Records from a data collection
* BEGIN *
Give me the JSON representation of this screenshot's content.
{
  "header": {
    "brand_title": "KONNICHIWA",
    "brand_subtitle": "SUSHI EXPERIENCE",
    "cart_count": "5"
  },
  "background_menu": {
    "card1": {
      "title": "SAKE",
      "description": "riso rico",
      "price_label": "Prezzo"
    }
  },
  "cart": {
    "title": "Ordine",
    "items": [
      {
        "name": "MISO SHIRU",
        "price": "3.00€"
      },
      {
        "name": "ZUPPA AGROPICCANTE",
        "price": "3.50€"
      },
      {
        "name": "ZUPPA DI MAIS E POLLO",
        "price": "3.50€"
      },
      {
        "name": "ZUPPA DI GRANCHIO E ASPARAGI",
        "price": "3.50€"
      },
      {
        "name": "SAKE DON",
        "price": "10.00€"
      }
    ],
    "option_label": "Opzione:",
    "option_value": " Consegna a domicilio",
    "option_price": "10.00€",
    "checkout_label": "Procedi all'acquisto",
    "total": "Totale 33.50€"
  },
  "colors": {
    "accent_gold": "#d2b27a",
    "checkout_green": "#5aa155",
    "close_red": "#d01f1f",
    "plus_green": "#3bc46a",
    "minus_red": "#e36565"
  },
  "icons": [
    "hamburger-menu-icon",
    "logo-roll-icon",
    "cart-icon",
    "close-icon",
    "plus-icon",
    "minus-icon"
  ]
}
* END *
Exercise objective
Give the listing above again, word for word.

Task answer
Give me the JSON representation of this screenshot's content.
{
  "header": {
    "brand_title": "KONNICHIWA",
    "brand_subtitle": "SUSHI EXPERIENCE",
    "cart_count": "5"
  },
  "background_menu": {
    "card1": {
      "title": "SAKE",
      "description": "riso rico",
      "price_label": "Prezzo"
    }
  },
  "cart": {
    "title": "Ordine",
    "items": [
      {
        "name": "MISO SHIRU",
        "price": "3.00€"
      },
      {
        "name": "ZUPPA AGROPICCANTE",
        "price": "3.50€"
      },
      {
        "name": "ZUPPA DI MAIS E POLLO",
        "price": "3.50€"
      },
      {
        "name": "ZUPPA DI GRANCHIO E ASPARAGI",
        "price": "3.50€"
      },
      {
        "name": "SAKE DON",
        "price": "10.00€"
      }
    ],
    "option_label": "Opzione:",
    "option_value": " Consegna a domicilio",
    "option_price": "10.00€",
    "checkout_label": "Procedi all'acquisto",
    "total": "Totale 33.50€"
  },
  "colors": {
    "accent_gold": "#d2b27a",
    "checkout_green": "#5aa155",
    "close_red": "#d01f1f",
    "plus_green": "#3bc46a",
    "minus_red": "#e36565"
  },
  "icons": [
    "hamburger-menu-icon",
    "logo-roll-icon",
    "cart-icon",
    "close-icon",
    "plus-icon",
    "minus-icon"
  ]
}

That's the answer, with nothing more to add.